Work to complete> Lift every line from the entries that includes the word "Optional".

──────────

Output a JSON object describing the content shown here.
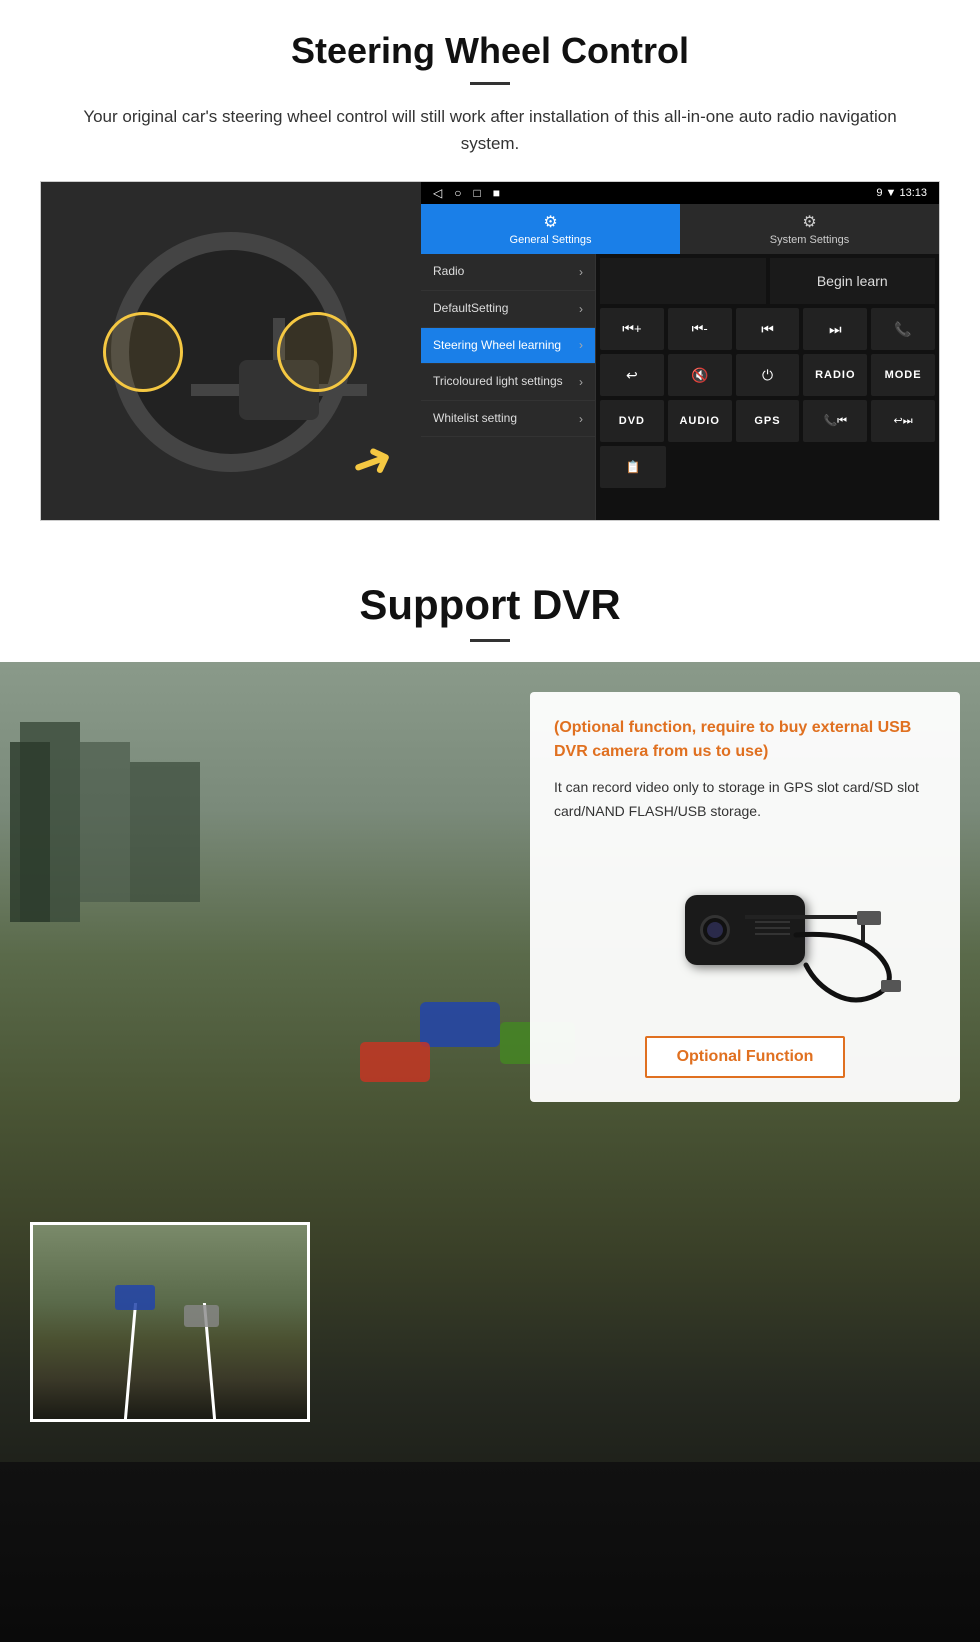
{
  "steering": {
    "title": "Steering Wheel Control",
    "subtitle": "Your original car's steering wheel control will still work after installation of this all-in-one auto radio navigation system.",
    "android_ui": {
      "statusbar": {
        "left_icons": [
          "◁",
          "○",
          "□",
          "■"
        ],
        "right_text": "9 ▼ 13:13"
      },
      "tabs": [
        {
          "label": "General Settings",
          "icon": "⚙",
          "active": true
        },
        {
          "label": "System Settings",
          "icon": "🔧",
          "active": false
        }
      ],
      "menu_items": [
        {
          "label": "Radio",
          "active": false
        },
        {
          "label": "DefaultSetting",
          "active": false
        },
        {
          "label": "Steering Wheel learning",
          "active": true
        },
        {
          "label": "Tricoloured light settings",
          "active": false
        },
        {
          "label": "Whitelist setting",
          "active": false
        }
      ],
      "begin_learn_label": "Begin learn",
      "control_buttons": {
        "row1": [
          "⏮+",
          "⏮-",
          "⏮",
          "⏭",
          "📞"
        ],
        "row2": [
          "↩",
          "🔇",
          "⏻",
          "RADIO",
          "MODE"
        ],
        "row3": [
          "DVD",
          "AUDIO",
          "GPS",
          "📞⏮",
          "↩⏭"
        ],
        "row4_icon": "📋"
      }
    }
  },
  "dvr": {
    "title": "Support DVR",
    "optional_title": "(Optional function, require to buy external USB DVR camera from us to use)",
    "description": "It can record video only to storage in GPS slot card/SD slot card/NAND FLASH/USB storage.",
    "optional_function_label": "Optional Function"
  }
}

──────────

Solution>
    "optional_title": "(Optional function, require to buy external USB DVR camera from us to use)",
    "optional_function_label": "Optional Function"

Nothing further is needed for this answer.